▶ Directive:
Answer these questions from the indemnification text below.
1. According to subsection (a), which two parties jointly and severally indemnify each Agent?
2. Which part of the Registration Statement is excluded from the Company and Guarantor's liability?
3. According to subsection (b), in what manner does each Agent agree to indemnify the Company and the Guarantor?

▶ Extract to read:
**********

9. Indemnification and Contribution.
--------------------------------
(a) The Company and the Guarantor agree that they will
jointly and severally indemnify and hold harmless each Agent and
each person, if any, who controls any Agent within the meaning of
Section 15 of the 1933 Act, against any and all loss, expense,
claim, damage or liability to which, jointly or severally, such
Agent or such controlling person may become subject, under the
1933 Act or otherwise, insofar as such loss, expense, claim,
damage or liability (or actions in respect thereof) arises out of
or is based upon any untrue statement or alleged untrue statement
of any material fact contained in the Registration Statement, the
Prospectus, or any amendment or supplement to any thereof, or
arises out of or is based upon the omission or alleged omission
to state therein any material fact required to be stated therein
or necessary to make the statements therein not misleading; and,
except as hereinafter in this Section provided, the Company and
the Guarantor agree to reimburse each Agent and each person who
controls any Agent as aforesaid for any reasonable legal or other
expenses as incurred by such Agent or such controlling person in
connection with investigating or defending any such loss,
expense, claim, damage or liability; provided, however, that the
Company and the Guarantor shall not be liable in any such case to
the extent that any such loss, expense, claim, damage or
liability arises out of or is based on an untrue statement or
alleged untrue statement or omission or alleged omission made in
any such document in reliance upon, and in conformity with,
written information furnished to the Guarantor or the Company by
or through any such Agent expressly for use in any such document
or arises out of, or is based on, statements in or omissions from
that part of the Registration Statement which shall constitute
the T-1; and provided further, that with respect to any untrue
statement or alleged untrue statement or omission or alleged
omission made in any prospectus or supplement, the indemnity
agreement contained in this subsection (a) shall not inure to the
benefit of any Agent from whom the person asserting any such
loss, expense, claim, damage or liability purchased the Notes
concerned (or to the benefit of any person controlling such
Agent), if a copy of the Prospectus (not including documents
incorporated by reference therein) or of the Prospectus as then
amended or supplemented (not including documents incorporated by
reference therein) was not sent or given to such person at or
prior to the written confirmation of the sale of such Notes to
such person.
(b) Each Agent severally agrees that it will indemnify
and hold harmless the Company and the Guarantor, their officers
and directors, and each of them, and each person, if any, who
controls the Company and the Guarantor within the meaning of
Section 15 of the 1933 Act, against any loss, expense, claim,
damage or liability to which it or they may become subject, under
the 1933 Act or otherwise, insofar as such loss, expense, claim,
damage or liability (or actions in respect thereof) arises out of
or is based on any untrue statement or alleged untrue statement
of any material fact contained in the Registration Statement, the
Prospectus, or any amendment or supplement to any thereof, or
arises out of or is based upon the omission or alleged omission
to state therein any material fact required to be stated therein
or necessary to make the statements therein not misleading, in
each case to the extent, and only to the extent, that such untrue
statement or alleged untrue statement or omission or alleged
omission was made in any such documents in reliance upon, and in
conformity with, written information furnished to the Guarantor
or the Company by or through any Agent expressly for use in any
such document; and, except as hereinafter in this Section
provided, each Agent agrees to reimburse the Company and the
Guarantor, their officers and directors, and each of them, and
each person, if any, who controls the Company and the Guarantor
within the meaning of Section 15 of the 1933 Act, for any
reasonable legal or other expenses incurred by it or them in
connection with investigating or defending any such loss,
expense, claim, damage or liability.

**********

▶ Dataset:
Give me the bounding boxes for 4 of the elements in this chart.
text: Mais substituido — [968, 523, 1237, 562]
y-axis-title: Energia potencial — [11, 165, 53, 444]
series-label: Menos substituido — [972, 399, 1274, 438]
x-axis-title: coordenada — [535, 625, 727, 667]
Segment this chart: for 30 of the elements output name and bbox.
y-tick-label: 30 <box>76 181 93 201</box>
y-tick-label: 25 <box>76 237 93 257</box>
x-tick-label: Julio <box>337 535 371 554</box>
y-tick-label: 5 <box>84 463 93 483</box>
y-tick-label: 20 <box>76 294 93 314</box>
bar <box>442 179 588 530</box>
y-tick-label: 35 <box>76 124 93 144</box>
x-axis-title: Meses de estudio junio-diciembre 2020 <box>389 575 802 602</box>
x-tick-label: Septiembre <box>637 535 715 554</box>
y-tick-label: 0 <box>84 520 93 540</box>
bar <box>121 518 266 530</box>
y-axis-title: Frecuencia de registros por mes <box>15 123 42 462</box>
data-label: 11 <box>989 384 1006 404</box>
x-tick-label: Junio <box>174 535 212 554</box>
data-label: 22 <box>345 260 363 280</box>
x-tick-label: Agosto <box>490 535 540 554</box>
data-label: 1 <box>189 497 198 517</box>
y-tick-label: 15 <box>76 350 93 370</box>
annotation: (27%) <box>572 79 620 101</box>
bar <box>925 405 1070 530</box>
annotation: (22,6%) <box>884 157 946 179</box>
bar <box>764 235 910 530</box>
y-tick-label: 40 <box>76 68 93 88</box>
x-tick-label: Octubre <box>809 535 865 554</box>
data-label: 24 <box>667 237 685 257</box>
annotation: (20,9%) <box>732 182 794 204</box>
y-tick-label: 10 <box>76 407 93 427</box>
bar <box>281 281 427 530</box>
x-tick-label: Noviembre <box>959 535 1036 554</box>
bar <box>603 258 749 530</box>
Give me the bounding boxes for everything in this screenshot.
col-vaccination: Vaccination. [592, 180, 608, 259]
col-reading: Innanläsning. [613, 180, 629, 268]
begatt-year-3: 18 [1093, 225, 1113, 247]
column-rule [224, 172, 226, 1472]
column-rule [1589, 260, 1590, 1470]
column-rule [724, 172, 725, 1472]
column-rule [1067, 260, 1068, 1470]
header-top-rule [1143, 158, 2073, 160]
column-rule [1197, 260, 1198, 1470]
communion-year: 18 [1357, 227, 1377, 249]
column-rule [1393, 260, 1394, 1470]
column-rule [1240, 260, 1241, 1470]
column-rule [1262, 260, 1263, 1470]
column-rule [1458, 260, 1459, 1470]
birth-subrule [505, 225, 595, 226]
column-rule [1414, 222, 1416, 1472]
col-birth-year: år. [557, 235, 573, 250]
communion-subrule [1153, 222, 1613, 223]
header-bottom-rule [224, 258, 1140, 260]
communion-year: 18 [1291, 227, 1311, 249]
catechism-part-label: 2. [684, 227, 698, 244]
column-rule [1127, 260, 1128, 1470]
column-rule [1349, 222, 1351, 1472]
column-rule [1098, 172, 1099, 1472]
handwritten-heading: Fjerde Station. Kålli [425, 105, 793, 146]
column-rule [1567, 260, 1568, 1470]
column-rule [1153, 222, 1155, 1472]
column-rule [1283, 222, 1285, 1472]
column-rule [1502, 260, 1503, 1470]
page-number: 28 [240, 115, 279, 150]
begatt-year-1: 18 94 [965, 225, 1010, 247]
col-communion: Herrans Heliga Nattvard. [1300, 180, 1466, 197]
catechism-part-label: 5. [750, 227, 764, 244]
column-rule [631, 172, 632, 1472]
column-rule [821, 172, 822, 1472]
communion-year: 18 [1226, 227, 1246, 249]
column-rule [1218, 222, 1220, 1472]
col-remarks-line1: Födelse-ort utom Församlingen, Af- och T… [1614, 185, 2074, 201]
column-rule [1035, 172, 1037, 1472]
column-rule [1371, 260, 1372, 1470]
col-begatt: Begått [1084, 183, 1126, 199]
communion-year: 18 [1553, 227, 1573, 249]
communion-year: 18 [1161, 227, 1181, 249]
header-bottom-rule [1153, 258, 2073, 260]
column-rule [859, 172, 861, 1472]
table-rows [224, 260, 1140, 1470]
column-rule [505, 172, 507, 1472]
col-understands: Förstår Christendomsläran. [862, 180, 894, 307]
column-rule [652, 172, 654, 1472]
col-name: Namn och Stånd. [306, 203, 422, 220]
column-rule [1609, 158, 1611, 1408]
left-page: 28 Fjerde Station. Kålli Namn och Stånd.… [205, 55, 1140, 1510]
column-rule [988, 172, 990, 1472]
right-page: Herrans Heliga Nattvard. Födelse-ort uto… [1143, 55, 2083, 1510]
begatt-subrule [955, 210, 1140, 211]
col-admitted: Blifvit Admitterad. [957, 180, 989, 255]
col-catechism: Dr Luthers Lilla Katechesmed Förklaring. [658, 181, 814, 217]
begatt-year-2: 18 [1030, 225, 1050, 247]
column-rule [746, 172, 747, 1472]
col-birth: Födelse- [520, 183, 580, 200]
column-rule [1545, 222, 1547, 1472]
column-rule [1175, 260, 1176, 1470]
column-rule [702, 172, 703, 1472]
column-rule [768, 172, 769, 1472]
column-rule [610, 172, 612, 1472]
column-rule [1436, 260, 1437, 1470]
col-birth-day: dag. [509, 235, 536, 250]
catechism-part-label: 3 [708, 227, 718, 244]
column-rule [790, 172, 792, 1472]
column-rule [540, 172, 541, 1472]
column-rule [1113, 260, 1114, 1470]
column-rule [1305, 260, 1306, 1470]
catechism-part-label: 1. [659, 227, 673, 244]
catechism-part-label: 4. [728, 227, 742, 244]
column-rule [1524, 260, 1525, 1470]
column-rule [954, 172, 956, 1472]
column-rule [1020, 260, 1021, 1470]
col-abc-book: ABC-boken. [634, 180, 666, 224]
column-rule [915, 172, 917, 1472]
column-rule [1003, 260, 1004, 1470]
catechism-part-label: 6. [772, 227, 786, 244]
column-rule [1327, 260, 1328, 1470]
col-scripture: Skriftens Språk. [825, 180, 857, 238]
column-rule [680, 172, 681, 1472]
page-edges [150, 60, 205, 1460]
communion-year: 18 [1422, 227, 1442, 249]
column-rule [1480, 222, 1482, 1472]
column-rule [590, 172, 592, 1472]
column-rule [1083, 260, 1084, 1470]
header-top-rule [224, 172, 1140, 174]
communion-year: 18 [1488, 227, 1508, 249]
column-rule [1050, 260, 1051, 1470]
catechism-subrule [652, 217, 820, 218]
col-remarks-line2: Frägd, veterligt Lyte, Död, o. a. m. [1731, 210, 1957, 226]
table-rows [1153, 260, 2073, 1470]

**********

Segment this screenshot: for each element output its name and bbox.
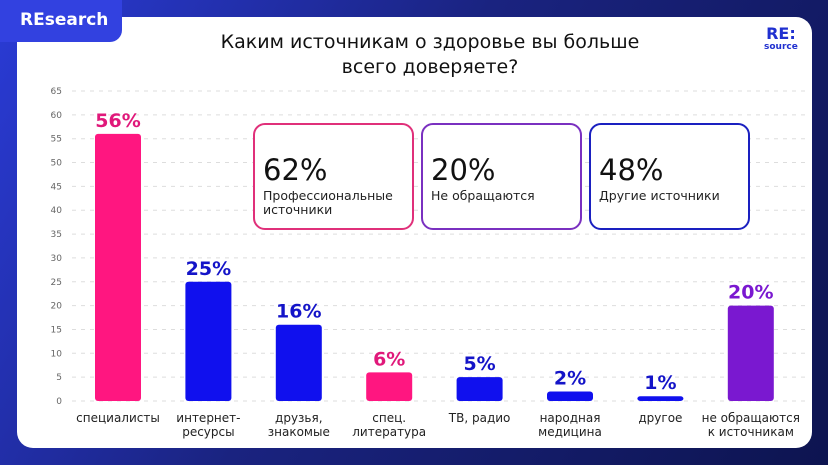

**********

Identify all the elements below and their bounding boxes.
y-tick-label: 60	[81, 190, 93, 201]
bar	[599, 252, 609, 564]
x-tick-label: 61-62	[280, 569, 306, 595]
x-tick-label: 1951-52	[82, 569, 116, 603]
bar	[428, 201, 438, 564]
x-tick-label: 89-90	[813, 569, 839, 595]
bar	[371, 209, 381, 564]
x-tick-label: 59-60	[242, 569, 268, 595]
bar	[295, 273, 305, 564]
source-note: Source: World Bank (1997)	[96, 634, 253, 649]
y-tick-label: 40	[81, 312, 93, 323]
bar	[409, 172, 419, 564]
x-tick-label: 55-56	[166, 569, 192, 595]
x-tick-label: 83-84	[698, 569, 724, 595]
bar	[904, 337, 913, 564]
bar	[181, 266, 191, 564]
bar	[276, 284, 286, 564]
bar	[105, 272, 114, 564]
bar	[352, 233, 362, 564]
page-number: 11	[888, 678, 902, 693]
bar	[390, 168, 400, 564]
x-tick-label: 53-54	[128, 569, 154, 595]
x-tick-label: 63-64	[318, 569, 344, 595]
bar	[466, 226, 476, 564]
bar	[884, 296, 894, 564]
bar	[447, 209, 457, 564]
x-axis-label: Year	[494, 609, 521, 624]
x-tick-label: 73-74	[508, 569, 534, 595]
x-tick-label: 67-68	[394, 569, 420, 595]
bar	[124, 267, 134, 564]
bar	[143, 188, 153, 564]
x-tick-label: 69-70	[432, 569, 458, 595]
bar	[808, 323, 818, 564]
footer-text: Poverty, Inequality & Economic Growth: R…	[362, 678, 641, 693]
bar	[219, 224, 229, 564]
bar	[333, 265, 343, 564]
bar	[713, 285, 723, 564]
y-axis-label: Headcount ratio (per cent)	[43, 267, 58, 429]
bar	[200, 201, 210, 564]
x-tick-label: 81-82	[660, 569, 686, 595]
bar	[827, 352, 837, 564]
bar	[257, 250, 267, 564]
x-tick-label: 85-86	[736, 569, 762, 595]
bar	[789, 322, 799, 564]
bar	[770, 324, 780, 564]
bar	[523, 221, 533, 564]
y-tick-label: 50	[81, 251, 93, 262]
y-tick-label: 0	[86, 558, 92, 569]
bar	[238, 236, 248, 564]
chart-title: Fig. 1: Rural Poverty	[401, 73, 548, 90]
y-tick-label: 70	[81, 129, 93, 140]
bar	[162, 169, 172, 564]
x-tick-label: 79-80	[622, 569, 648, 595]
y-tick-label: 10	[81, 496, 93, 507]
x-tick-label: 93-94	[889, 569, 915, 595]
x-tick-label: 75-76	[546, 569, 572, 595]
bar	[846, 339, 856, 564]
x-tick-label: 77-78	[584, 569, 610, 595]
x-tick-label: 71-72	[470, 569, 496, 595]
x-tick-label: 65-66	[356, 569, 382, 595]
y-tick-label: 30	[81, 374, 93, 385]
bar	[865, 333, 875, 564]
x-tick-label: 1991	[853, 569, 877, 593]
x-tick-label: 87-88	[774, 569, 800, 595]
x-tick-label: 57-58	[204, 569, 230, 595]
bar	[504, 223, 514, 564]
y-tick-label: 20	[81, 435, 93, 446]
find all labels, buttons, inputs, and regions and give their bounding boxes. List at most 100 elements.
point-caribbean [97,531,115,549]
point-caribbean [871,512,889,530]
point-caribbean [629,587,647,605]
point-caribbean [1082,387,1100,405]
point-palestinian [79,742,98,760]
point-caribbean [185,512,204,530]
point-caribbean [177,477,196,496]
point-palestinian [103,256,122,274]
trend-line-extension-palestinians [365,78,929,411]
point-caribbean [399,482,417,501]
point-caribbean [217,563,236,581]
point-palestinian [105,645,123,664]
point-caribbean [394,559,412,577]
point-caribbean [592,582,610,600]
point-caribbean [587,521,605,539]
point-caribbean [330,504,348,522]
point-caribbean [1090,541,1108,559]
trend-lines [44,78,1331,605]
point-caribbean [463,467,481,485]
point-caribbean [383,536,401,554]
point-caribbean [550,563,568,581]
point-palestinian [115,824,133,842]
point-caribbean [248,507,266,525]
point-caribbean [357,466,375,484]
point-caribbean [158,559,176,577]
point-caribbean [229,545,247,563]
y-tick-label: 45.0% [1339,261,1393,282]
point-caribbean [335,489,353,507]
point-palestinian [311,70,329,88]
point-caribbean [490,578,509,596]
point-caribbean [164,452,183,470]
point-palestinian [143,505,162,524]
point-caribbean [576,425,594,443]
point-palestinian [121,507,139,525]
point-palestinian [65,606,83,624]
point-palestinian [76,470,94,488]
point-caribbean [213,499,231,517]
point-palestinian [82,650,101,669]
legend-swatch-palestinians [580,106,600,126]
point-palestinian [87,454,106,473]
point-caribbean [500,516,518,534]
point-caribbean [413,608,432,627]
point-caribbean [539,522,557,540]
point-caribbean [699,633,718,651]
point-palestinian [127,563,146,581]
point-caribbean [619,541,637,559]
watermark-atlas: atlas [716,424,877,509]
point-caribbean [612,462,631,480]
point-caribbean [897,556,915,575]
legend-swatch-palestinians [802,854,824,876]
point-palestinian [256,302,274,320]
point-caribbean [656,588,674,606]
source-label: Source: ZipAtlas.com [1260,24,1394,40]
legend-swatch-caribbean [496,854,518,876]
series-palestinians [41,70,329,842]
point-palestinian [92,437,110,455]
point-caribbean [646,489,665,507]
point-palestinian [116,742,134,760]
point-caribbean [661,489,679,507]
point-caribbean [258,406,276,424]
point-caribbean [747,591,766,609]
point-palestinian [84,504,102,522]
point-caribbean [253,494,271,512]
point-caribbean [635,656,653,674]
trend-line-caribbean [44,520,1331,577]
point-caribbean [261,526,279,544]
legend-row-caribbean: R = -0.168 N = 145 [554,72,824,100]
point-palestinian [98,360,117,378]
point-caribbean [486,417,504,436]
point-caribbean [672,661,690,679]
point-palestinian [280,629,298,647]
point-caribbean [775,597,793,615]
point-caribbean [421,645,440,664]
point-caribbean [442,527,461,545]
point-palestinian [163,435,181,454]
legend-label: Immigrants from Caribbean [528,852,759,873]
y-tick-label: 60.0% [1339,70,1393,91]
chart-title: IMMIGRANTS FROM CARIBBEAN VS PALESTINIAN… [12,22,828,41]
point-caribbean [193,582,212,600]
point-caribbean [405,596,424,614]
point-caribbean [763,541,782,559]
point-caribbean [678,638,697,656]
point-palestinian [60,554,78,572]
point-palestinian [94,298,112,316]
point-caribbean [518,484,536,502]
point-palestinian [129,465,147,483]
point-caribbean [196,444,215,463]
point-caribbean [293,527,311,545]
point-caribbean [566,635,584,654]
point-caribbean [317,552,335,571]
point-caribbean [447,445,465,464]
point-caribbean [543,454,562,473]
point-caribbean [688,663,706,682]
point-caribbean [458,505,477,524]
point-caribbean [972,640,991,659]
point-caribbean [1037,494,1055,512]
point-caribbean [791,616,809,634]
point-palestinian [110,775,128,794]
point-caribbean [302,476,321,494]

**********

▶ Result of the task:
1. The Company and the Guarantor.
2. The part that constitutes the T-1.
3. Severally.